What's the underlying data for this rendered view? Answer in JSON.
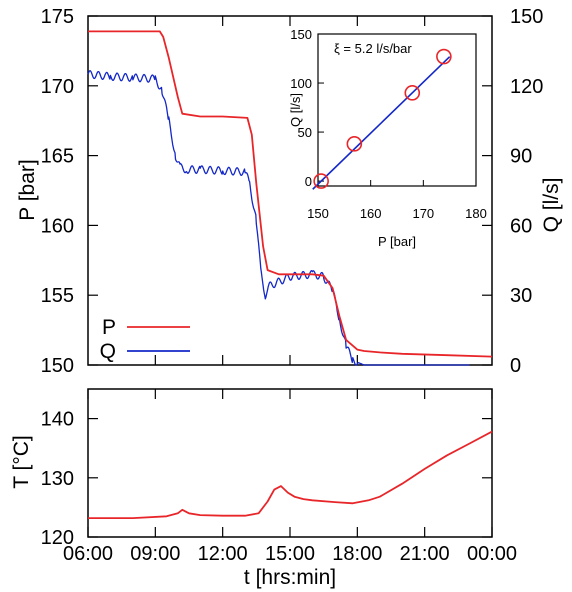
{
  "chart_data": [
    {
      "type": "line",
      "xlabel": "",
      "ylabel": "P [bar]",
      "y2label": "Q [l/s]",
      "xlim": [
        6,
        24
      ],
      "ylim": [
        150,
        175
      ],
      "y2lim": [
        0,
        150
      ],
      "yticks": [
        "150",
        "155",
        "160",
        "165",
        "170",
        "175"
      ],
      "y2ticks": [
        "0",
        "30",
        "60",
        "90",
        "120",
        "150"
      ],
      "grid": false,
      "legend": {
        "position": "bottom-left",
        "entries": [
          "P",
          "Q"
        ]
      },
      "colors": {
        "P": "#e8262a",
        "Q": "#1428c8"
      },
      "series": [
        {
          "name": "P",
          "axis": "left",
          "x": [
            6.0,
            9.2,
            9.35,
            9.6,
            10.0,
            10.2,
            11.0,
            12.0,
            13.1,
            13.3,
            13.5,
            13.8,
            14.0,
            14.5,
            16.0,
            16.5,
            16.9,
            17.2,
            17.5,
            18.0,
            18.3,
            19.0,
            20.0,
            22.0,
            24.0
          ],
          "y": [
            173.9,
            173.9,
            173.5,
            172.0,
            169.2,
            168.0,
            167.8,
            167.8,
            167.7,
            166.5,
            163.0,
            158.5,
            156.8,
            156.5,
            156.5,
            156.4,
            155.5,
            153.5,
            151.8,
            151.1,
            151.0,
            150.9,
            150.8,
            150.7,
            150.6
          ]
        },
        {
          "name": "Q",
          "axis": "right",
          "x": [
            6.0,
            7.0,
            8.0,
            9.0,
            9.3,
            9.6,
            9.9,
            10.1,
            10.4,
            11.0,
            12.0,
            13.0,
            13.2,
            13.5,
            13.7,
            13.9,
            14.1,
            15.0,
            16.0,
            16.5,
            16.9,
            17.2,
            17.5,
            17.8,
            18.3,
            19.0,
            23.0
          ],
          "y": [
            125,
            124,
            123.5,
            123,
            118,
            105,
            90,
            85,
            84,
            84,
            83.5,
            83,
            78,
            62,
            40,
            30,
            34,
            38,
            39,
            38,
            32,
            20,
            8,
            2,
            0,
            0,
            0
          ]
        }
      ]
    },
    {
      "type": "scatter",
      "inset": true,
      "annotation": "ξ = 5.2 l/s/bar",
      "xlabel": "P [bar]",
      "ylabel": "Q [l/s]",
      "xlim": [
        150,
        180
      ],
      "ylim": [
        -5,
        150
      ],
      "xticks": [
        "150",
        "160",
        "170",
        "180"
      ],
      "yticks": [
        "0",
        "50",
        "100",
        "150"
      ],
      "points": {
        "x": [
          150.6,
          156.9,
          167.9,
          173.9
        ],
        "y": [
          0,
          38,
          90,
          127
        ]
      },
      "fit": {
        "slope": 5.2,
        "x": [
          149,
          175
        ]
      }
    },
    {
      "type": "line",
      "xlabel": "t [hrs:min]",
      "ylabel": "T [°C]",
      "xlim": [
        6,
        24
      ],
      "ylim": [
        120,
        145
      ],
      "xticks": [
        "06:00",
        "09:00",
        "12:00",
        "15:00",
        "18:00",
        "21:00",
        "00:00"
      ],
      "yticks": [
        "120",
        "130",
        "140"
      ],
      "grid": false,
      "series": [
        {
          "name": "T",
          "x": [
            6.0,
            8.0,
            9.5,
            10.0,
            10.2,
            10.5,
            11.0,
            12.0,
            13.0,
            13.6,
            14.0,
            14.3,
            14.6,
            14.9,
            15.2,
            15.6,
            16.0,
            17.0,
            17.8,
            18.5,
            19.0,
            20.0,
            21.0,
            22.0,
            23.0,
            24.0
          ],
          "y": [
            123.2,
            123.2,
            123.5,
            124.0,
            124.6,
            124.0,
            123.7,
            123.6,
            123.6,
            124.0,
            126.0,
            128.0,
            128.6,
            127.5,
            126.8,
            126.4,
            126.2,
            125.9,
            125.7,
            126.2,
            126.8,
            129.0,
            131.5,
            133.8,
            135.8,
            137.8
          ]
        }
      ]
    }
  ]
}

- _SET PROBLEM_: Every line of text is to be repeated exactly; pictures are left out.

- _CORRECT RESULT_:
What's the underlying data for this rendered view? Answer in JSON.
{
  "chart_data": [
    {
      "type": "line",
      "xlabel": "",
      "ylabel": "P [bar]",
      "y2label": "Q [l/s]",
      "xlim": [
        6,
        24
      ],
      "ylim": [
        150,
        175
      ],
      "y2lim": [
        0,
        150
      ],
      "yticks": [
        "150",
        "155",
        "160",
        "165",
        "170",
        "175"
      ],
      "y2ticks": [
        "0",
        "30",
        "60",
        "90",
        "120",
        "150"
      ],
      "grid": false,
      "legend": {
        "position": "bottom-left",
        "entries": [
          "P",
          "Q"
        ]
      },
      "colors": {
        "P": "#e8262a",
        "Q": "#1428c8"
      },
      "series": [
        {
          "name": "P",
          "axis": "left",
          "x": [
            6.0,
            9.2,
            9.35,
            9.6,
            10.0,
            10.2,
            11.0,
            12.0,
            13.1,
            13.3,
            13.5,
            13.8,
            14.0,
            14.5,
            16.0,
            16.5,
            16.9,
            17.2,
            17.5,
            18.0,
            18.3,
            19.0,
            20.0,
            22.0,
            24.0
          ],
          "y": [
            173.9,
            173.9,
            173.5,
            172.0,
            169.2,
            168.0,
            167.8,
            167.8,
            167.7,
            166.5,
            163.0,
            158.5,
            156.8,
            156.5,
            156.5,
            156.4,
            155.5,
            153.5,
            151.8,
            151.1,
            151.0,
            150.9,
            150.8,
            150.7,
            150.6
          ]
        },
        {
          "name": "Q",
          "axis": "right",
          "x": [
            6.0,
            7.0,
            8.0,
            9.0,
            9.3,
            9.6,
            9.9,
            10.1,
            10.4,
            11.0,
            12.0,
            13.0,
            13.2,
            13.5,
            13.7,
            13.9,
            14.1,
            15.0,
            16.0,
            16.5,
            16.9,
            17.2,
            17.5,
            17.8,
            18.3,
            19.0,
            23.0
          ],
          "y": [
            125,
            124,
            123.5,
            123,
            118,
            105,
            90,
            85,
            84,
            84,
            83.5,
            83,
            78,
            62,
            40,
            30,
            34,
            38,
            39,
            38,
            32,
            20,
            8,
            2,
            0,
            0,
            0
          ]
        }
      ]
    },
    {
      "type": "scatter",
      "inset": true,
      "annotation": "ξ = 5.2 l/s/bar",
      "xlabel": "P [bar]",
      "ylabel": "Q [l/s]",
      "xlim": [
        150,
        180
      ],
      "ylim": [
        -5,
        150
      ],
      "xticks": [
        "150",
        "160",
        "170",
        "180"
      ],
      "yticks": [
        "0",
        "50",
        "100",
        "150"
      ],
      "points": {
        "x": [
          150.6,
          156.9,
          167.9,
          173.9
        ],
        "y": [
          0,
          38,
          90,
          127
        ]
      },
      "fit": {
        "slope": 5.2,
        "x": [
          149,
          175
        ]
      }
    },
    {
      "type": "line",
      "xlabel": "t [hrs:min]",
      "ylabel": "T [°C]",
      "xlim": [
        6,
        24
      ],
      "ylim": [
        120,
        145
      ],
      "xticks": [
        "06:00",
        "09:00",
        "12:00",
        "15:00",
        "18:00",
        "21:00",
        "00:00"
      ],
      "yticks": [
        "120",
        "130",
        "140"
      ],
      "grid": false,
      "series": [
        {
          "name": "T",
          "x": [
            6.0,
            8.0,
            9.5,
            10.0,
            10.2,
            10.5,
            11.0,
            12.0,
            13.0,
            13.6,
            14.0,
            14.3,
            14.6,
            14.9,
            15.2,
            15.6,
            16.0,
            17.0,
            17.8,
            18.5,
            19.0,
            20.0,
            21.0,
            22.0,
            23.0,
            24.0
          ],
          "y": [
            123.2,
            123.2,
            123.5,
            124.0,
            124.6,
            124.0,
            123.7,
            123.6,
            123.6,
            124.0,
            126.0,
            128.0,
            128.6,
            127.5,
            126.8,
            126.4,
            126.2,
            125.9,
            125.7,
            126.2,
            126.8,
            129.0,
            131.5,
            133.8,
            135.8,
            137.8
          ]
        }
      ]
    }
  ]
}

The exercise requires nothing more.